**Exercise brief**
Take each line that has the word "JSON" and return it.

(Stored data)
[start]

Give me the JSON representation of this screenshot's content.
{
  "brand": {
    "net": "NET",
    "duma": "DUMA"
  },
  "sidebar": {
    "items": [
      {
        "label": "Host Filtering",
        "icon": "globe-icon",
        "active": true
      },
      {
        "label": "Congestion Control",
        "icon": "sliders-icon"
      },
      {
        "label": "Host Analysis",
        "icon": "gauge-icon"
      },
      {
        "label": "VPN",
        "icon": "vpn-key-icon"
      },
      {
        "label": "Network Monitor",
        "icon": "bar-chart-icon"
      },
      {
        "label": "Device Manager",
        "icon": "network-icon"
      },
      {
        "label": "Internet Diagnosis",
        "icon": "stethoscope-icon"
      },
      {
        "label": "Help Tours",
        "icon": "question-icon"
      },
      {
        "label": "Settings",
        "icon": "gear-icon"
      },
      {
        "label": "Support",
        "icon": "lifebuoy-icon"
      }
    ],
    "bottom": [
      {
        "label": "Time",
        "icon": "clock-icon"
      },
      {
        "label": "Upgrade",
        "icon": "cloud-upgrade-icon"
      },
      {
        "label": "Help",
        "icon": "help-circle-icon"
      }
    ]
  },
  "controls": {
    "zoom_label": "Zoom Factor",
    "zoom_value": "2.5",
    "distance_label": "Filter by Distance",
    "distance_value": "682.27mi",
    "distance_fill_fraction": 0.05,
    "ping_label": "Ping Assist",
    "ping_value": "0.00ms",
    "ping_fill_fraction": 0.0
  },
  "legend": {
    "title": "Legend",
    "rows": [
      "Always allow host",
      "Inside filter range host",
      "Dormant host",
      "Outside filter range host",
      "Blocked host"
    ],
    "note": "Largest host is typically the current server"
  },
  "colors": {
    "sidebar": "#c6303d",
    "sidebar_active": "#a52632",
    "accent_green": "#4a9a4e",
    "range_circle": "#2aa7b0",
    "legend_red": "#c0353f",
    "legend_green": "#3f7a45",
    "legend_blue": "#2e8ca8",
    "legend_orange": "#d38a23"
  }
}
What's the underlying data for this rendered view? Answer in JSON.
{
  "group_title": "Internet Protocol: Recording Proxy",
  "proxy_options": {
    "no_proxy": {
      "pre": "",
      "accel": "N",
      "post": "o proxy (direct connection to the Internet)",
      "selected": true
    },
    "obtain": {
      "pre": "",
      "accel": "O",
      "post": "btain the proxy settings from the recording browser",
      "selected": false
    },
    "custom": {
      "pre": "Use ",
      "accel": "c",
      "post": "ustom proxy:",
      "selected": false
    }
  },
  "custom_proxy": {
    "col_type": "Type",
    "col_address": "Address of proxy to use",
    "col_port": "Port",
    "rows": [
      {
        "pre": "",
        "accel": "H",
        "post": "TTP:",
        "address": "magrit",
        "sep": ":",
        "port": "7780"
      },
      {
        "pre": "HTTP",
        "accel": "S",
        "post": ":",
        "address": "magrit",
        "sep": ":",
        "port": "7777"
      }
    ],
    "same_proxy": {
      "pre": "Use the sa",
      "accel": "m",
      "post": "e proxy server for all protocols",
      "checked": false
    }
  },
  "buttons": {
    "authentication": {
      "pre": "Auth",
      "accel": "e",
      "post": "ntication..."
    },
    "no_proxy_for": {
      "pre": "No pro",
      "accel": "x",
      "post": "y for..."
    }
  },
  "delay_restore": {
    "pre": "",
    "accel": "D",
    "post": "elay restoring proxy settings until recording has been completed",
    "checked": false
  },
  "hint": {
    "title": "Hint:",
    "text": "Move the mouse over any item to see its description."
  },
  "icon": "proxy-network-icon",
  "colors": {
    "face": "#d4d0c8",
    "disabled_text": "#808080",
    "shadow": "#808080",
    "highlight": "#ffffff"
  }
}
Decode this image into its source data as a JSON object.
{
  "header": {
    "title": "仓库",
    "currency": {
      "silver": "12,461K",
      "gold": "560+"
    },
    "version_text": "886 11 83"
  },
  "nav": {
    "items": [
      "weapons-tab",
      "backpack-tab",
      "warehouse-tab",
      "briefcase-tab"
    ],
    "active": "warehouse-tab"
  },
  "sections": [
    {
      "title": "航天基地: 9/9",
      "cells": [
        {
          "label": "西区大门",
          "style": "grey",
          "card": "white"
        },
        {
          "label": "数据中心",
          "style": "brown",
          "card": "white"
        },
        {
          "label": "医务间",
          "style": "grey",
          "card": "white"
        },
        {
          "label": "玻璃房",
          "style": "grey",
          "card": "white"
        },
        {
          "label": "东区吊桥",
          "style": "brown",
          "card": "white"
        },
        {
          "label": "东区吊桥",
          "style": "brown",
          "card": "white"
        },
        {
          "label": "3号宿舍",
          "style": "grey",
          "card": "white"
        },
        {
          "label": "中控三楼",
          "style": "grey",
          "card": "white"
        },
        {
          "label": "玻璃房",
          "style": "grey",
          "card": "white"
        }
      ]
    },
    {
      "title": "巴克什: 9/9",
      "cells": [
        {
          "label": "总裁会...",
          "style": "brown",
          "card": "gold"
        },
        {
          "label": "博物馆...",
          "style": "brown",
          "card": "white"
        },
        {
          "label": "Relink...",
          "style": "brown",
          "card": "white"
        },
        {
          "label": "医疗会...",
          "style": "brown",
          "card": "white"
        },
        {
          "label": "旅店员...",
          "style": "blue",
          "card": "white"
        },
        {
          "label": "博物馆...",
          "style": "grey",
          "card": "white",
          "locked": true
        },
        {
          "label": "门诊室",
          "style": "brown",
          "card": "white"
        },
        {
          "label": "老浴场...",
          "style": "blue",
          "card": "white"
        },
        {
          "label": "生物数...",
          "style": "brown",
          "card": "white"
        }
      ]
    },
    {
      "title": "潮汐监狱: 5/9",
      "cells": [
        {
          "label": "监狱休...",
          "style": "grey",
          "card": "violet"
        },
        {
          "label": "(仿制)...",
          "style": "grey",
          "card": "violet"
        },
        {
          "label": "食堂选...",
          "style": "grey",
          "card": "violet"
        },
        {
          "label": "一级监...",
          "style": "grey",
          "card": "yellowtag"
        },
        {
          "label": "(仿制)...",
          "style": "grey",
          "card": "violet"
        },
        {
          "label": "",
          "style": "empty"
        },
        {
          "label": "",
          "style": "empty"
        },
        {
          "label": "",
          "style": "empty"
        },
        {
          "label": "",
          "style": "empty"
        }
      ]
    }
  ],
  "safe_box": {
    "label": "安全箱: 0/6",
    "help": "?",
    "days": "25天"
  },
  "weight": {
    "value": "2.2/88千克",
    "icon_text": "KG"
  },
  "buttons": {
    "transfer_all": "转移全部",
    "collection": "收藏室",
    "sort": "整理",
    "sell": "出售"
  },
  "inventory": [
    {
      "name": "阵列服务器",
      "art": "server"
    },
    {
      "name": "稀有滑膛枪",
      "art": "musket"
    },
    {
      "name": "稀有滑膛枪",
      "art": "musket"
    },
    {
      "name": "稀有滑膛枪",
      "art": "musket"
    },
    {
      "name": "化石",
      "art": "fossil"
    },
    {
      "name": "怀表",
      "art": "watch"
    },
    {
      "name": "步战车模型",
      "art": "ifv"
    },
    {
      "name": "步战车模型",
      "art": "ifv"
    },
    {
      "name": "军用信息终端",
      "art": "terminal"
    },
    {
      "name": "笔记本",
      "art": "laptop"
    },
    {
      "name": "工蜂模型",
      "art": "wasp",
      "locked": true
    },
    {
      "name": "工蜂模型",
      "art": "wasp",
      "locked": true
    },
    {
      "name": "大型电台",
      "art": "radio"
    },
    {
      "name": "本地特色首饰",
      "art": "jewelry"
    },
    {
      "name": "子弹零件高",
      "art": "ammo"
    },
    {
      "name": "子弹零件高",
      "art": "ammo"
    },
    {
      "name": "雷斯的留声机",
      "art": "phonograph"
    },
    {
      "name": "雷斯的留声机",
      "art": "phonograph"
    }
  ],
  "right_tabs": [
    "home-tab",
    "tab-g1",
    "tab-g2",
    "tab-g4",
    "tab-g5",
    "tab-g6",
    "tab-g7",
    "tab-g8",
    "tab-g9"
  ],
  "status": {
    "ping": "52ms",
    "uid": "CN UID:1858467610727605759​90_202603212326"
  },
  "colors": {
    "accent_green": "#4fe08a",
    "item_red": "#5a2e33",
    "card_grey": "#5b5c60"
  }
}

[end]

**Reply**
Give me the JSON representation of this screenshot's content.
What's the underlying data for this rendered view? Answer in JSON.
Decode this image into its source data as a JSON object.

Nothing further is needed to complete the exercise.